## Exercise details
Write each line out again exactly as written.

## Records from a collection
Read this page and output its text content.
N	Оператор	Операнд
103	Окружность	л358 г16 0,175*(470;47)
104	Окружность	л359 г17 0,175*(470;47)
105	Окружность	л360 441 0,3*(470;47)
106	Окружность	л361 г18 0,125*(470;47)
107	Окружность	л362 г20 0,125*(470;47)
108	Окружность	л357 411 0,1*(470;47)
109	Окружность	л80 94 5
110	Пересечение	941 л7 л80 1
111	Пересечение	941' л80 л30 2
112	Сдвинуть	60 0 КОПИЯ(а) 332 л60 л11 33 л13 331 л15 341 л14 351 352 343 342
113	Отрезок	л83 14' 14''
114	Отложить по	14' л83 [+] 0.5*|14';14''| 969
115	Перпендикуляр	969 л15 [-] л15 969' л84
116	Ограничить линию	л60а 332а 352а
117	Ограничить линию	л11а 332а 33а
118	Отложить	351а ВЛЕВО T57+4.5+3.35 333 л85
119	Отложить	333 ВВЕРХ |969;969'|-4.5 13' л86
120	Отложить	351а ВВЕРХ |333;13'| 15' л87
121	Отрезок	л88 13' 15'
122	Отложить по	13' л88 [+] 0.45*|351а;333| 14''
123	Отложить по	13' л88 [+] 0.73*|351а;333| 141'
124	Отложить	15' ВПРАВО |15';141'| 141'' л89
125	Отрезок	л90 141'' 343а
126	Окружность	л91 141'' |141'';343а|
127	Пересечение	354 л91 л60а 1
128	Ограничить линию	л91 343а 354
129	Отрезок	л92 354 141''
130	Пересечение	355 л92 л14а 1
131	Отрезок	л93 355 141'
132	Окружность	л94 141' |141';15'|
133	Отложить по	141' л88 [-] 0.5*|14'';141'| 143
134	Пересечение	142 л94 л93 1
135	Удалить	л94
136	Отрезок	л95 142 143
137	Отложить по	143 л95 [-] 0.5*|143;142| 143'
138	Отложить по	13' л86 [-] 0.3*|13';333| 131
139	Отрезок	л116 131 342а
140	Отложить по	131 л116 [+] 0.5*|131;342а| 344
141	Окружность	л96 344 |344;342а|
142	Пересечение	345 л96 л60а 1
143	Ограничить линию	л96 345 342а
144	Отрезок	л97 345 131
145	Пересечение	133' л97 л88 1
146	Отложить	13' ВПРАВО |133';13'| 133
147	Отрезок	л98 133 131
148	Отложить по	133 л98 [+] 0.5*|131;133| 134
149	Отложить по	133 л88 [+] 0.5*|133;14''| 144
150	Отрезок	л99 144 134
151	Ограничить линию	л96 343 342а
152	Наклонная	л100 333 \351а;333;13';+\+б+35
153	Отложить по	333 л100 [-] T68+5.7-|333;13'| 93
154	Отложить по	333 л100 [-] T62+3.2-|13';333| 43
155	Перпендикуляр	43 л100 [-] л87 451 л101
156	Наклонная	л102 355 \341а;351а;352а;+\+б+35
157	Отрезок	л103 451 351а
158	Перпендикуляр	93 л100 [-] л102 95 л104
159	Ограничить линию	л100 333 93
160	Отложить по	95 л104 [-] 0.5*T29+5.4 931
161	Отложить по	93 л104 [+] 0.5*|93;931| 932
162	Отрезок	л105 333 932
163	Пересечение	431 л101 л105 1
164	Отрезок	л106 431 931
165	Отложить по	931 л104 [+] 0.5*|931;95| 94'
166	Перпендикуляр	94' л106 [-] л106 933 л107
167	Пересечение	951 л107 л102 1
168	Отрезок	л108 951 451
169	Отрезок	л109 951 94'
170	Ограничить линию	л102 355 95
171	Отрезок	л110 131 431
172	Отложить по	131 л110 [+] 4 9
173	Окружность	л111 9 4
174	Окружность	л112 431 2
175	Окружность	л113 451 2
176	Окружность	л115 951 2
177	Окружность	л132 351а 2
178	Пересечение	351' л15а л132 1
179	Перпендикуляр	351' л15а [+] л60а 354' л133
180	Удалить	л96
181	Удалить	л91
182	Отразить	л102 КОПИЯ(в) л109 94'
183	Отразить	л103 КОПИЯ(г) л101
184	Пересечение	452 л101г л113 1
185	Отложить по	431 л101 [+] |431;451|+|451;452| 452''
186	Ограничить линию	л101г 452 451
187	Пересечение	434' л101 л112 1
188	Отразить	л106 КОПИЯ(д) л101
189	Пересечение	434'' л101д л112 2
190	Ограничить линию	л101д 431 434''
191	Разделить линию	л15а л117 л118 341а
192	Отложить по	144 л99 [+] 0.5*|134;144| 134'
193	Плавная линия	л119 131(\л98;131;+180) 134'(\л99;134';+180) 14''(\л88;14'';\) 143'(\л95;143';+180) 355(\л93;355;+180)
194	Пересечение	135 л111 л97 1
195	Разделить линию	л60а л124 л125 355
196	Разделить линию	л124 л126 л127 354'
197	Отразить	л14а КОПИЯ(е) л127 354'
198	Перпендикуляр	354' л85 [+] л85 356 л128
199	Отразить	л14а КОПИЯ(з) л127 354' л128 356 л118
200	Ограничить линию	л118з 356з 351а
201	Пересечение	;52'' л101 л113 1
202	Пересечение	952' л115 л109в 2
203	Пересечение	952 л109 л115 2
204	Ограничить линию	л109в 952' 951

## Completed task
Read this page and output its text content.
N	Оператор	Операнд
103	Окружность	л358 г16 0,175*(470;47)
104	Окружность	л359 г17 0,175*(470;47)
105	Окружность	л360 441 0,3*(470;47)
106	Окружность	л361 г18 0,125*(470;47)
107	Окружность	л362 г20 0,125*(470;47)
108	Окружность	л357 411 0,1*(470;47)
109	Окружность	л80 94 5
110	Пересечение	941 л7 л80 1
111	Пересечение	941' л80 л30 2
112	Сдвинуть	60 0 КОПИЯ(а) 332 л60 л11 33 л13 331 л15 341 л14 351 352 343 342
113	Отрезок	л83 14' 14''
114	Отложить по	14' л83 [+] 0.5*|14';14''| 969
115	Перпендикуляр	969 л15 [-] л15 969' л84
116	Ограничить линию	л60а 332а 352а
117	Ограничить линию	л11а 332а 33а
118	Отложить	351а ВЛЕВО T57+4.5+3.35 333 л85
119	Отложить	333 ВВЕРХ |969;969'|-4.5 13' л86
120	Отложить	351а ВВЕРХ |333;13'| 15' л87
121	Отрезок	л88 13' 15'
122	Отложить по	13' л88 [+] 0.45*|351а;333| 14''
123	Отложить по	13' л88 [+] 0.73*|351а;333| 141'
124	Отложить	15' ВПРАВО |15';141'| 141'' л89
125	Отрезок	л90 141'' 343а
126	Окружность	л91 141'' |141'';343а|
127	Пересечение	354 л91 л60а 1
128	Ограничить линию	л91 343а 354
129	Отрезок	л92 354 141''
130	Пересечение	355 л92 л14а 1
131	Отрезок	л93 355 141'
132	Окружность	л94 141' |141';15'|
133	Отложить по	141' л88 [-] 0.5*|14'';141'| 143
134	Пересечение	142 л94 л93 1
135	Удалить	л94
136	Отрезок	л95 142 143
137	Отложить по	143 л95 [-] 0.5*|143;142| 143'
138	Отложить по	13' л86 [-] 0.3*|13';333| 131
139	Отрезок	л116 131 342а
140	Отложить по	131 л116 [+] 0.5*|131;342а| 344
141	Окружность	л96 344 |344;342а|
142	Пересечение	345 л96 л60а 1
143	Ограничить линию	л96 345 342а
144	Отрезок	л97 345 131
145	Пересечение	133' л97 л88 1
146	Отложить	13' ВПРАВО |133';13'| 133
147	Отрезок	л98 133 131
148	Отложить по	133 л98 [+] 0.5*|131;133| 134
149	Отложить по	133 л88 [+] 0.5*|133;14''| 144
150	Отрезок	л99 144 134
151	Ограничить линию	л96 343 342а
152	Наклонная	л100 333 \351а;333;13';+\+б+35
153	Отложить по	333 л100 [-] T68+5.7-|333;13'| 93
154	Отложить по	333 л100 [-] T62+3.2-|13';333| 43
155	Перпендикуляр	43 л100 [-] л87 451 л101
156	Наклонная	л102 355 \341а;351а;352а;+\+б+35
157	Отрезок	л103 451 351а
158	Перпендикуляр	93 л100 [-] л102 95 л104
159	Ограничить линию	л100 333 93
160	Отложить по	95 л104 [-] 0.5*T29+5.4 931
161	Отложить по	93 л104 [+] 0.5*|93;931| 932
162	Отрезок	л105 333 932
163	Пересечение	431 л101 л105 1
164	Отрезок	л106 431 931
165	Отложить по	931 л104 [+] 0.5*|931;95| 94'
166	Перпендикуляр	94' л106 [-] л106 933 л107
167	Пересечение	951 л107 л102 1
168	Отрезок	л108 951 451
169	Отрезок	л109 951 94'
170	Ограничить линию	л102 355 95
171	Отрезок	л110 131 431
172	Отложить по	131 л110 [+] 4 9
173	Окружность	л111 9 4
174	Окружность	л112 431 2
175	Окружность	л113 451 2
176	Окружность	л115 951 2
177	Окружность	л132 351а 2
178	Пересечение	351' л15а л132 1
179	Перпендикуляр	351' л15а [+] л60а 354' л133
180	Удалить	л96
181	Удалить	л91
182	Отразить	л102 КОПИЯ(в) л109 94'
183	Отразить	л103 КОПИЯ(г) л101
184	Пересечение	452 л101г л113 1
185	Отложить по	431 л101 [+] |431;451|+|451;452| 452''
186	Ограничить линию	л101г 452 451
187	Пересечение	434' л101 л112 1
188	Отразить	л106 КОПИЯ(д) л101
189	Пересечение	434'' л101д л112 2
190	Ограничить линию	л101д 431 434''
191	Разделить линию	л15а л117 л118 341а
192	Отложить по	144 л99 [+] 0.5*|134;144| 134'
193	Плавная линия	л119 131(\л98;131;+180) 134'(\л99;134';+180) 14''(\л88;14'';\) 143'(\л95;143';+180) 355(\л93;355;+180)
194	Пересечение	135 л111 л97 1
195	Разделить линию	л60а л124 л125 355
196	Разделить линию	л124 л126 л127 354'
197	Отразить	л14а КОПИЯ(е) л127 354'
198	Перпендикуляр	354' л85 [+] л85 356 л128
199	Отразить	л14а КОПИЯ(з) л127 354' л128 356 л118
200	Ограничить линию	л118з 356з 351а
201	Пересечение	;52'' л101 л113 1
202	Пересечение	952' л115 л109в 2
203	Пересечение	952 л109 л115 2
204	Ограничить линию	л109в 952' 951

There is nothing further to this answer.